= TASK DETAILS =
Reproduce the listing below in full and without alteration, apart from its pictures.

= RECORD EXTRACTS =
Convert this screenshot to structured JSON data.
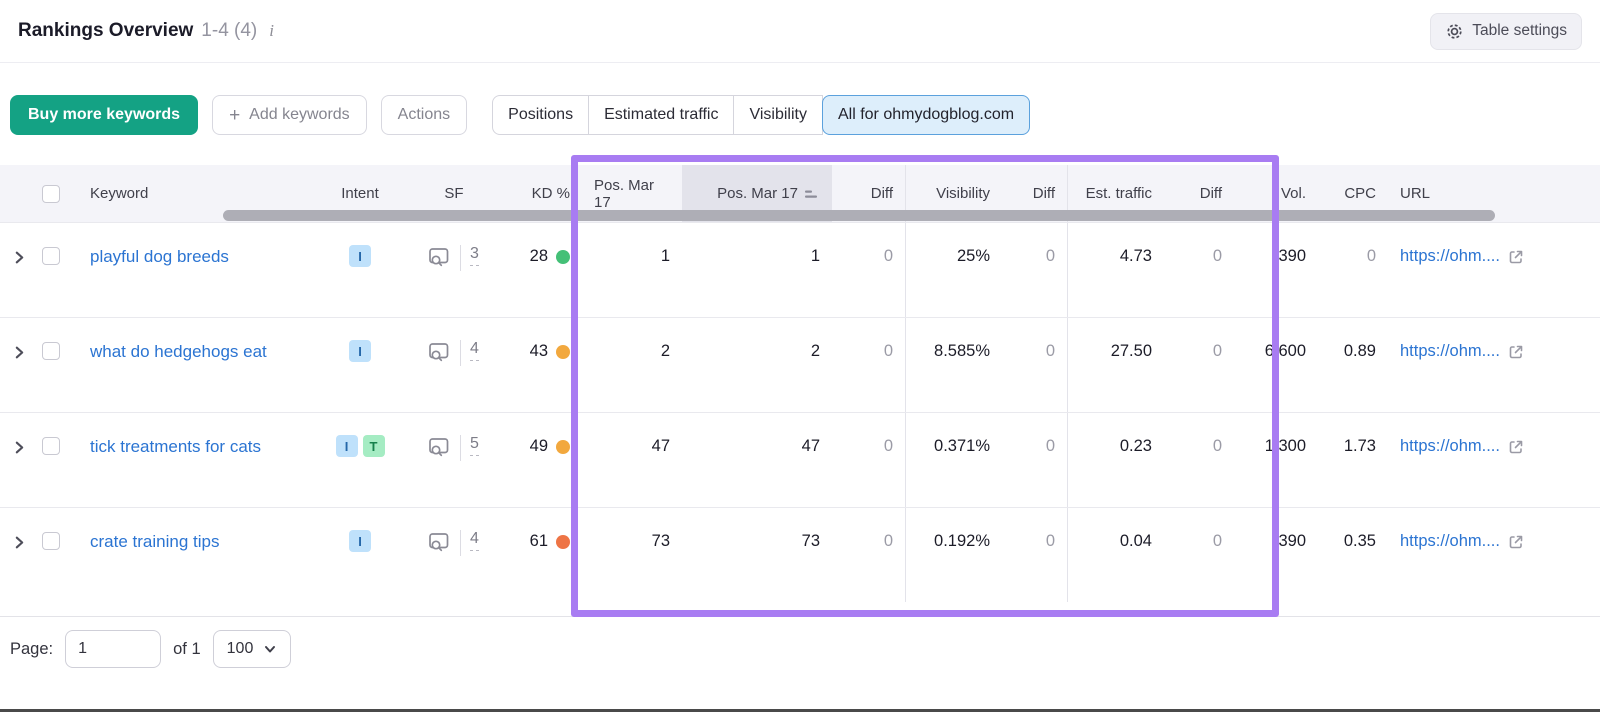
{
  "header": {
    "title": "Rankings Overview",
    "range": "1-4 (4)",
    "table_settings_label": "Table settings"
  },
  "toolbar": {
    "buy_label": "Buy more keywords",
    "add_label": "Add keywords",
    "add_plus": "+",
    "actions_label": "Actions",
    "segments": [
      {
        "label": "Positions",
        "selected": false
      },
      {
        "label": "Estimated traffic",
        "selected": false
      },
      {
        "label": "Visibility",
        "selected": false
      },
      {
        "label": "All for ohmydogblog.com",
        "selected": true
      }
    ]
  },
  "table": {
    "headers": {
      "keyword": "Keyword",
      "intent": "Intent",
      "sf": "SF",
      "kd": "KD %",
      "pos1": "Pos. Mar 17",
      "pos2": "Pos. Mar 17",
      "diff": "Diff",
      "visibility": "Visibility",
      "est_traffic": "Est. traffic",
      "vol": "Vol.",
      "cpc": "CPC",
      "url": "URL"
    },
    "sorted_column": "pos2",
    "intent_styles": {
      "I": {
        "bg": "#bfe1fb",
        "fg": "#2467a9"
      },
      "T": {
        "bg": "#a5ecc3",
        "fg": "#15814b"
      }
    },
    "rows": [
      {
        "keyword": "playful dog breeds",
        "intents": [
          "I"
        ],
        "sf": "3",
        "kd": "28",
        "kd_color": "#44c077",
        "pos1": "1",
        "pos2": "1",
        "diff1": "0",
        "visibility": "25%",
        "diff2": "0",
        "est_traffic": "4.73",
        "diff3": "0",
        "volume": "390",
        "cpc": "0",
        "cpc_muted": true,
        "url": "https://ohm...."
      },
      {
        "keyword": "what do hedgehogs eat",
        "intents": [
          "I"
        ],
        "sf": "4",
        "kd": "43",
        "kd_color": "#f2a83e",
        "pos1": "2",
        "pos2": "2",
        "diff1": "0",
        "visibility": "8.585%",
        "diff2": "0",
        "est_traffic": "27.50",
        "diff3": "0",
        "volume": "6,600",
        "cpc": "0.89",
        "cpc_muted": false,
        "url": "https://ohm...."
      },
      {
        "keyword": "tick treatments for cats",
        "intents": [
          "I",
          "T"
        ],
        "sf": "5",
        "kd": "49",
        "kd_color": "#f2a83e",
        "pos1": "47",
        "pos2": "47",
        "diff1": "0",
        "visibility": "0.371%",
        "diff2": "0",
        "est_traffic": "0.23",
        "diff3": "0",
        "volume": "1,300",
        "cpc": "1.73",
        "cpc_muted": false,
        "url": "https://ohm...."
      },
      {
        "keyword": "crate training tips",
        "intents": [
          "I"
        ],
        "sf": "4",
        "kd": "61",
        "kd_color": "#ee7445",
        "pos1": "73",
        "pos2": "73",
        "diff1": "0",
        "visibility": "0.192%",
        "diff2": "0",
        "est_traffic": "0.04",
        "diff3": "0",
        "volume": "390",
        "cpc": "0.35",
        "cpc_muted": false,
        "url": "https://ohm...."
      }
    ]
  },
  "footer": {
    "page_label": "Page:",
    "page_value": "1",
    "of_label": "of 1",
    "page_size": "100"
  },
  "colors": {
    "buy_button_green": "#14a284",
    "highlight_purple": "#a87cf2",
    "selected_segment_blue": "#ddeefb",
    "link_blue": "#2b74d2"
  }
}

= COMPLETE OUTPUT =
Convert this screenshot to structured JSON data.
{
  "header": {
    "title": "Rankings Overview",
    "range": "1-4 (4)",
    "table_settings_label": "Table settings"
  },
  "toolbar": {
    "buy_label": "Buy more keywords",
    "add_label": "Add keywords",
    "add_plus": "+",
    "actions_label": "Actions",
    "segments": [
      {
        "label": "Positions",
        "selected": false
      },
      {
        "label": "Estimated traffic",
        "selected": false
      },
      {
        "label": "Visibility",
        "selected": false
      },
      {
        "label": "All for ohmydogblog.com",
        "selected": true
      }
    ]
  },
  "table": {
    "headers": {
      "keyword": "Keyword",
      "intent": "Intent",
      "sf": "SF",
      "kd": "KD %",
      "pos1": "Pos. Mar 17",
      "pos2": "Pos. Mar 17",
      "diff": "Diff",
      "visibility": "Visibility",
      "est_traffic": "Est. traffic",
      "vol": "Vol.",
      "cpc": "CPC",
      "url": "URL"
    },
    "sorted_column": "pos2",
    "intent_styles": {
      "I": {
        "bg": "#bfe1fb",
        "fg": "#2467a9"
      },
      "T": {
        "bg": "#a5ecc3",
        "fg": "#15814b"
      }
    },
    "rows": [
      {
        "keyword": "playful dog breeds",
        "intents": [
          "I"
        ],
        "sf": "3",
        "kd": "28",
        "kd_color": "#44c077",
        "pos1": "1",
        "pos2": "1",
        "diff1": "0",
        "visibility": "25%",
        "diff2": "0",
        "est_traffic": "4.73",
        "diff3": "0",
        "volume": "390",
        "cpc": "0",
        "cpc_muted": true,
        "url": "https://ohm...."
      },
      {
        "keyword": "what do hedgehogs eat",
        "intents": [
          "I"
        ],
        "sf": "4",
        "kd": "43",
        "kd_color": "#f2a83e",
        "pos1": "2",
        "pos2": "2",
        "diff1": "0",
        "visibility": "8.585%",
        "diff2": "0",
        "est_traffic": "27.50",
        "diff3": "0",
        "volume": "6,600",
        "cpc": "0.89",
        "cpc_muted": false,
        "url": "https://ohm...."
      },
      {
        "keyword": "tick treatments for cats",
        "intents": [
          "I",
          "T"
        ],
        "sf": "5",
        "kd": "49",
        "kd_color": "#f2a83e",
        "pos1": "47",
        "pos2": "47",
        "diff1": "0",
        "visibility": "0.371%",
        "diff2": "0",
        "est_traffic": "0.23",
        "diff3": "0",
        "volume": "1,300",
        "cpc": "1.73",
        "cpc_muted": false,
        "url": "https://ohm...."
      },
      {
        "keyword": "crate training tips",
        "intents": [
          "I"
        ],
        "sf": "4",
        "kd": "61",
        "kd_color": "#ee7445",
        "pos1": "73",
        "pos2": "73",
        "diff1": "0",
        "visibility": "0.192%",
        "diff2": "0",
        "est_traffic": "0.04",
        "diff3": "0",
        "volume": "390",
        "cpc": "0.35",
        "cpc_muted": false,
        "url": "https://ohm...."
      }
    ]
  },
  "footer": {
    "page_label": "Page:",
    "page_value": "1",
    "of_label": "of 1",
    "page_size": "100"
  },
  "colors": {
    "buy_button_green": "#14a284",
    "highlight_purple": "#a87cf2",
    "selected_segment_blue": "#ddeefb",
    "link_blue": "#2b74d2"
  }
}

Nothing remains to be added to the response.